▶ **Exercise task**: Give the material once more, word for word, without any images.

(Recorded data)
»»

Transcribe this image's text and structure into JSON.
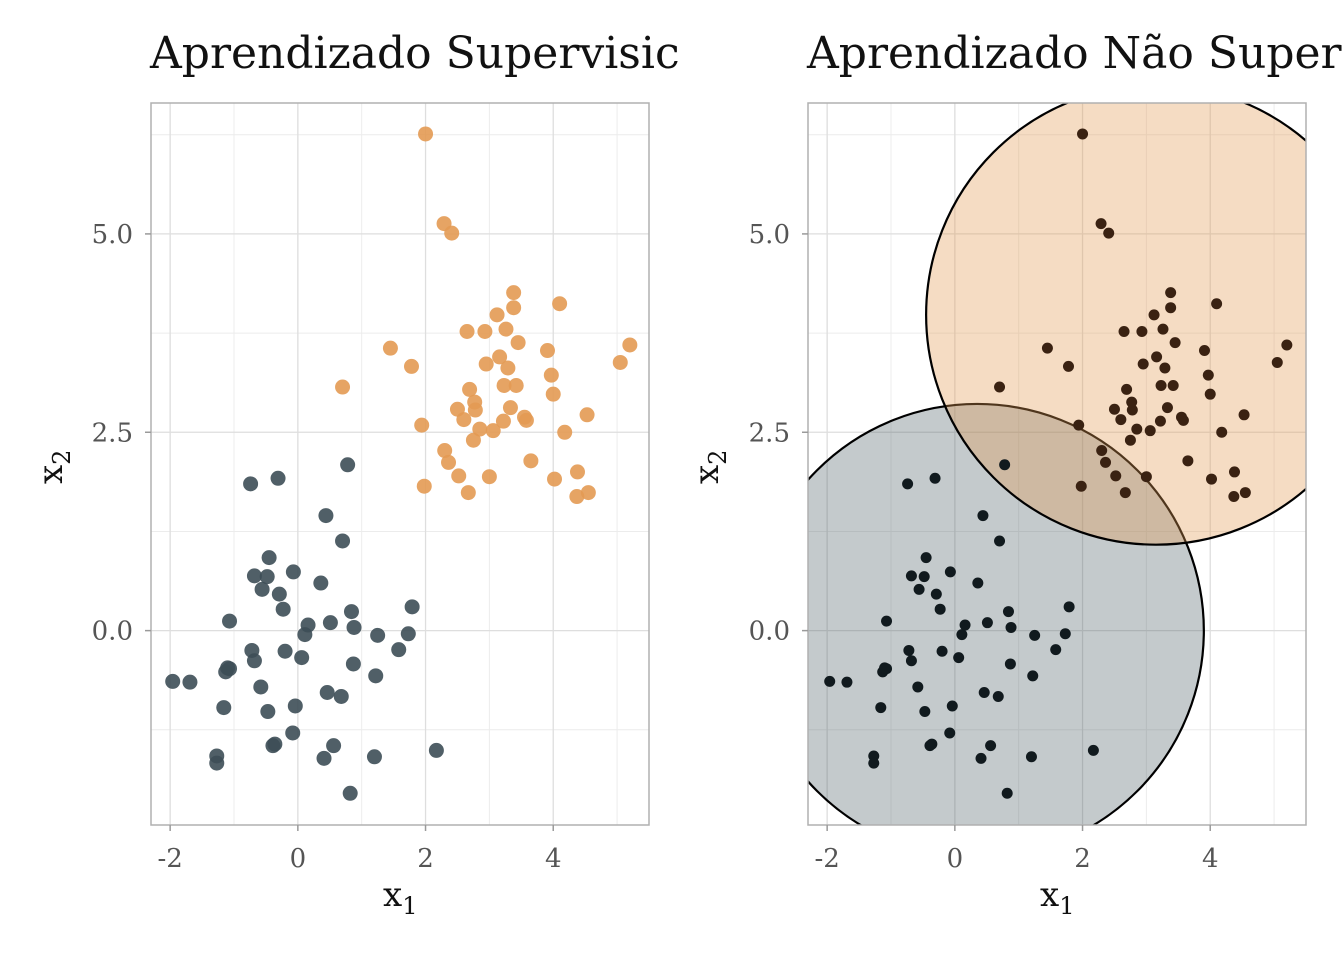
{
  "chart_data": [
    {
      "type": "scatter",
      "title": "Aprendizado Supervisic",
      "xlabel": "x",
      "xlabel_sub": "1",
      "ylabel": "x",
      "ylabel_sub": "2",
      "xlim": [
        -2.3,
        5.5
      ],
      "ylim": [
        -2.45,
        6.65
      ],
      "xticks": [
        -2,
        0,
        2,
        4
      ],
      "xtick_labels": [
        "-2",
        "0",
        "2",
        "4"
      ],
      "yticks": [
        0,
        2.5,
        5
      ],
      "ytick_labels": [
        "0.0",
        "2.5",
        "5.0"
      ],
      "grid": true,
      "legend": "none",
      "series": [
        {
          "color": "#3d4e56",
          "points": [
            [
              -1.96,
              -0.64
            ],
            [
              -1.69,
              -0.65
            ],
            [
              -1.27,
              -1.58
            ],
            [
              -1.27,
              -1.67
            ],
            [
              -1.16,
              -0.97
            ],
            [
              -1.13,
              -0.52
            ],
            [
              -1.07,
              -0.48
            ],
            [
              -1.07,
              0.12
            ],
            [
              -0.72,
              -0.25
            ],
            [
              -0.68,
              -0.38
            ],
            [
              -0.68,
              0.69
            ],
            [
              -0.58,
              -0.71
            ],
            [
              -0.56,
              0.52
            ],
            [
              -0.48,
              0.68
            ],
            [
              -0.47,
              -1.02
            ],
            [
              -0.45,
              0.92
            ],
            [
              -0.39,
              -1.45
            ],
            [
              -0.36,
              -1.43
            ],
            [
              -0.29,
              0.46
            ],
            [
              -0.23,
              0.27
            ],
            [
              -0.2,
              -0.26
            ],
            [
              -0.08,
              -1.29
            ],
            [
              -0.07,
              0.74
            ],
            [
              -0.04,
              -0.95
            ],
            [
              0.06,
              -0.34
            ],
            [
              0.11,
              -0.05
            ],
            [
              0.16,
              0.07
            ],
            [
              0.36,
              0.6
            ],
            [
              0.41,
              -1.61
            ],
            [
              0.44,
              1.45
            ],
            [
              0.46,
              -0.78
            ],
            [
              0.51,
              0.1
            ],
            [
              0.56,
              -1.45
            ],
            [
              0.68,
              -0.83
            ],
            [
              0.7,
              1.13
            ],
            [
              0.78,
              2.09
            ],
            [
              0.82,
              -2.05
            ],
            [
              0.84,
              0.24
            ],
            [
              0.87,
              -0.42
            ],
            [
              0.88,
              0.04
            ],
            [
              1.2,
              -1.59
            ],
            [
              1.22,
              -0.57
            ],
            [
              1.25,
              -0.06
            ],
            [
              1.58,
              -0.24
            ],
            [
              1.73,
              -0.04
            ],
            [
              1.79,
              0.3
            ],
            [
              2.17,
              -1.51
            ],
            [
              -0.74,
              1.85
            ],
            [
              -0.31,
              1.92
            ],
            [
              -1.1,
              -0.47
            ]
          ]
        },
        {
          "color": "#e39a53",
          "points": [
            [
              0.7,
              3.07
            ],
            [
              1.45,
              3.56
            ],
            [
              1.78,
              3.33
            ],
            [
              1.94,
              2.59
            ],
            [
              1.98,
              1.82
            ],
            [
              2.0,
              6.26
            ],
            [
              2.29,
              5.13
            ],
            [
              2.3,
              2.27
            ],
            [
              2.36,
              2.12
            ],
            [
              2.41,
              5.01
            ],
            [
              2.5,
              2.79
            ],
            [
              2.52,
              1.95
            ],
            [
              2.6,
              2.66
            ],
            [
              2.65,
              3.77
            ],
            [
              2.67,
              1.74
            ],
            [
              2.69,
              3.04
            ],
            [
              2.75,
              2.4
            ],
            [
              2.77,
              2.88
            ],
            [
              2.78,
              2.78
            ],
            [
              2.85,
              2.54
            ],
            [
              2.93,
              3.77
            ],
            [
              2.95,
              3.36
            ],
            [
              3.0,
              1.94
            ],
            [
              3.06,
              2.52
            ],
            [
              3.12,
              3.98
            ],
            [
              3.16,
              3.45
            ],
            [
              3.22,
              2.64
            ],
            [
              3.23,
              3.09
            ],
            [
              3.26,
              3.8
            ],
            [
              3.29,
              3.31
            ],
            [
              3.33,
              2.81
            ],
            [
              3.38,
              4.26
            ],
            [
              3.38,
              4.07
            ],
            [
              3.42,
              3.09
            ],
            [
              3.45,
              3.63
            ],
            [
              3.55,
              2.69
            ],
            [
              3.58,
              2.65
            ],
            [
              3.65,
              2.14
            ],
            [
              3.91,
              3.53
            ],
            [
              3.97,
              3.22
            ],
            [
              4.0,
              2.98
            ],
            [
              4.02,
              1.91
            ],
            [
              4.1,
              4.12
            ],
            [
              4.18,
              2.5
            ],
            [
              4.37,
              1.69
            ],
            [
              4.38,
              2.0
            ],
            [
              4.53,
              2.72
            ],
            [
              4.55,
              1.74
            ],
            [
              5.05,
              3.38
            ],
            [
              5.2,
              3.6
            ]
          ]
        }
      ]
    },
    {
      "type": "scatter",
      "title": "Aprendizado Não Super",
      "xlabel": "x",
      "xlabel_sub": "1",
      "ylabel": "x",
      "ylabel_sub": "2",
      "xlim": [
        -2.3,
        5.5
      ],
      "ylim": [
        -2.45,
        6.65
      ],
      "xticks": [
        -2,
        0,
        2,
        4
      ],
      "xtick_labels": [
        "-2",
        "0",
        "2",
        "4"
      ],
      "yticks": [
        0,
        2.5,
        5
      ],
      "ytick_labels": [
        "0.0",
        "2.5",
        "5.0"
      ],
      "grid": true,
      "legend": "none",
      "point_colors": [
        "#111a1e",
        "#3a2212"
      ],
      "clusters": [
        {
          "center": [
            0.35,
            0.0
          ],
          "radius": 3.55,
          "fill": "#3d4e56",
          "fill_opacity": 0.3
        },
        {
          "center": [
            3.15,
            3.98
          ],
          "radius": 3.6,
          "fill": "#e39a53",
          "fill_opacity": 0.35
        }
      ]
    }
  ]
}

««

▶ **Final answer**:
Transcribe this image's text and structure into JSON.
{
  "chart_data": [
    {
      "type": "scatter",
      "title": "Aprendizado Supervisic",
      "xlabel": "x",
      "xlabel_sub": "1",
      "ylabel": "x",
      "ylabel_sub": "2",
      "xlim": [
        -2.3,
        5.5
      ],
      "ylim": [
        -2.45,
        6.65
      ],
      "xticks": [
        -2,
        0,
        2,
        4
      ],
      "xtick_labels": [
        "-2",
        "0",
        "2",
        "4"
      ],
      "yticks": [
        0,
        2.5,
        5
      ],
      "ytick_labels": [
        "0.0",
        "2.5",
        "5.0"
      ],
      "grid": true,
      "legend": "none",
      "series": [
        {
          "color": "#3d4e56",
          "points": [
            [
              -1.96,
              -0.64
            ],
            [
              -1.69,
              -0.65
            ],
            [
              -1.27,
              -1.58
            ],
            [
              -1.27,
              -1.67
            ],
            [
              -1.16,
              -0.97
            ],
            [
              -1.13,
              -0.52
            ],
            [
              -1.07,
              -0.48
            ],
            [
              -1.07,
              0.12
            ],
            [
              -0.72,
              -0.25
            ],
            [
              -0.68,
              -0.38
            ],
            [
              -0.68,
              0.69
            ],
            [
              -0.58,
              -0.71
            ],
            [
              -0.56,
              0.52
            ],
            [
              -0.48,
              0.68
            ],
            [
              -0.47,
              -1.02
            ],
            [
              -0.45,
              0.92
            ],
            [
              -0.39,
              -1.45
            ],
            [
              -0.36,
              -1.43
            ],
            [
              -0.29,
              0.46
            ],
            [
              -0.23,
              0.27
            ],
            [
              -0.2,
              -0.26
            ],
            [
              -0.08,
              -1.29
            ],
            [
              -0.07,
              0.74
            ],
            [
              -0.04,
              -0.95
            ],
            [
              0.06,
              -0.34
            ],
            [
              0.11,
              -0.05
            ],
            [
              0.16,
              0.07
            ],
            [
              0.36,
              0.6
            ],
            [
              0.41,
              -1.61
            ],
            [
              0.44,
              1.45
            ],
            [
              0.46,
              -0.78
            ],
            [
              0.51,
              0.1
            ],
            [
              0.56,
              -1.45
            ],
            [
              0.68,
              -0.83
            ],
            [
              0.7,
              1.13
            ],
            [
              0.78,
              2.09
            ],
            [
              0.82,
              -2.05
            ],
            [
              0.84,
              0.24
            ],
            [
              0.87,
              -0.42
            ],
            [
              0.88,
              0.04
            ],
            [
              1.2,
              -1.59
            ],
            [
              1.22,
              -0.57
            ],
            [
              1.25,
              -0.06
            ],
            [
              1.58,
              -0.24
            ],
            [
              1.73,
              -0.04
            ],
            [
              1.79,
              0.3
            ],
            [
              2.17,
              -1.51
            ],
            [
              -0.74,
              1.85
            ],
            [
              -0.31,
              1.92
            ],
            [
              -1.1,
              -0.47
            ]
          ]
        },
        {
          "color": "#e39a53",
          "points": [
            [
              0.7,
              3.07
            ],
            [
              1.45,
              3.56
            ],
            [
              1.78,
              3.33
            ],
            [
              1.94,
              2.59
            ],
            [
              1.98,
              1.82
            ],
            [
              2.0,
              6.26
            ],
            [
              2.29,
              5.13
            ],
            [
              2.3,
              2.27
            ],
            [
              2.36,
              2.12
            ],
            [
              2.41,
              5.01
            ],
            [
              2.5,
              2.79
            ],
            [
              2.52,
              1.95
            ],
            [
              2.6,
              2.66
            ],
            [
              2.65,
              3.77
            ],
            [
              2.67,
              1.74
            ],
            [
              2.69,
              3.04
            ],
            [
              2.75,
              2.4
            ],
            [
              2.77,
              2.88
            ],
            [
              2.78,
              2.78
            ],
            [
              2.85,
              2.54
            ],
            [
              2.93,
              3.77
            ],
            [
              2.95,
              3.36
            ],
            [
              3.0,
              1.94
            ],
            [
              3.06,
              2.52
            ],
            [
              3.12,
              3.98
            ],
            [
              3.16,
              3.45
            ],
            [
              3.22,
              2.64
            ],
            [
              3.23,
              3.09
            ],
            [
              3.26,
              3.8
            ],
            [
              3.29,
              3.31
            ],
            [
              3.33,
              2.81
            ],
            [
              3.38,
              4.26
            ],
            [
              3.38,
              4.07
            ],
            [
              3.42,
              3.09
            ],
            [
              3.45,
              3.63
            ],
            [
              3.55,
              2.69
            ],
            [
              3.58,
              2.65
            ],
            [
              3.65,
              2.14
            ],
            [
              3.91,
              3.53
            ],
            [
              3.97,
              3.22
            ],
            [
              4.0,
              2.98
            ],
            [
              4.02,
              1.91
            ],
            [
              4.1,
              4.12
            ],
            [
              4.18,
              2.5
            ],
            [
              4.37,
              1.69
            ],
            [
              4.38,
              2.0
            ],
            [
              4.53,
              2.72
            ],
            [
              4.55,
              1.74
            ],
            [
              5.05,
              3.38
            ],
            [
              5.2,
              3.6
            ]
          ]
        }
      ]
    },
    {
      "type": "scatter",
      "title": "Aprendizado Não Super",
      "xlabel": "x",
      "xlabel_sub": "1",
      "ylabel": "x",
      "ylabel_sub": "2",
      "xlim": [
        -2.3,
        5.5
      ],
      "ylim": [
        -2.45,
        6.65
      ],
      "xticks": [
        -2,
        0,
        2,
        4
      ],
      "xtick_labels": [
        "-2",
        "0",
        "2",
        "4"
      ],
      "yticks": [
        0,
        2.5,
        5
      ],
      "ytick_labels": [
        "0.0",
        "2.5",
        "5.0"
      ],
      "grid": true,
      "legend": "none",
      "point_colors": [
        "#111a1e",
        "#3a2212"
      ],
      "clusters": [
        {
          "center": [
            0.35,
            0.0
          ],
          "radius": 3.55,
          "fill": "#3d4e56",
          "fill_opacity": 0.3
        },
        {
          "center": [
            3.15,
            3.98
          ],
          "radius": 3.6,
          "fill": "#e39a53",
          "fill_opacity": 0.35
        }
      ]
    }
  ]
}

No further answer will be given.